- **Challenge**
Copy every line that contains the string "document" from the entries below.

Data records
-=-=-=-=-
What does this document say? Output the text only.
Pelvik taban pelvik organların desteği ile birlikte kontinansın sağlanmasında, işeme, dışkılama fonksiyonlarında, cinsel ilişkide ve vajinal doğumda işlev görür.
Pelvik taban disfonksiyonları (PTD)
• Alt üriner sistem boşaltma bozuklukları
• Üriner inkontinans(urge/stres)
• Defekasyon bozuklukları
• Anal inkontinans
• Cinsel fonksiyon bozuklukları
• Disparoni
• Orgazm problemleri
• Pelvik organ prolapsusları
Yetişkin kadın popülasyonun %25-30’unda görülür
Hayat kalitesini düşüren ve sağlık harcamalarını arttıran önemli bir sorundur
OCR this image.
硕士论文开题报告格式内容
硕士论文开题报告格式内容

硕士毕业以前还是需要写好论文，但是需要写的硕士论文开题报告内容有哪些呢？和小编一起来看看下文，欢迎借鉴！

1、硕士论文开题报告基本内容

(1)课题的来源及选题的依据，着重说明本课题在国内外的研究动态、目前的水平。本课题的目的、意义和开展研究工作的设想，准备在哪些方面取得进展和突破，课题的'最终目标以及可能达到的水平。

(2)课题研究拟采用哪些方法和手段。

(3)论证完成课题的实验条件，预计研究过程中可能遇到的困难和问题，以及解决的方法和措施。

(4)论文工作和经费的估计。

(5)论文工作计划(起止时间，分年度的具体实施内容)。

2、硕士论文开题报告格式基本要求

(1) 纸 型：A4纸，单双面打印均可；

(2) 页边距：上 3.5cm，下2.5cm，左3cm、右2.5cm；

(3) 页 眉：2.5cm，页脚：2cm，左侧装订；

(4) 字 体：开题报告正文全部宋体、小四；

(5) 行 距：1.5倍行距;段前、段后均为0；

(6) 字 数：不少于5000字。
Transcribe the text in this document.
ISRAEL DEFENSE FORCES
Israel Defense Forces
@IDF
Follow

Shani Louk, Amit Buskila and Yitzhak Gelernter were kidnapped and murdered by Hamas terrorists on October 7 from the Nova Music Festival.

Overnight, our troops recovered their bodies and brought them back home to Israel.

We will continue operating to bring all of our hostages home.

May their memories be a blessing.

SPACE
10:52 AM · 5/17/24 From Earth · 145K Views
-=-=-=-=-
- **Exercise solution**
What does this document say? Output the text only.
Transcribe the text in this document.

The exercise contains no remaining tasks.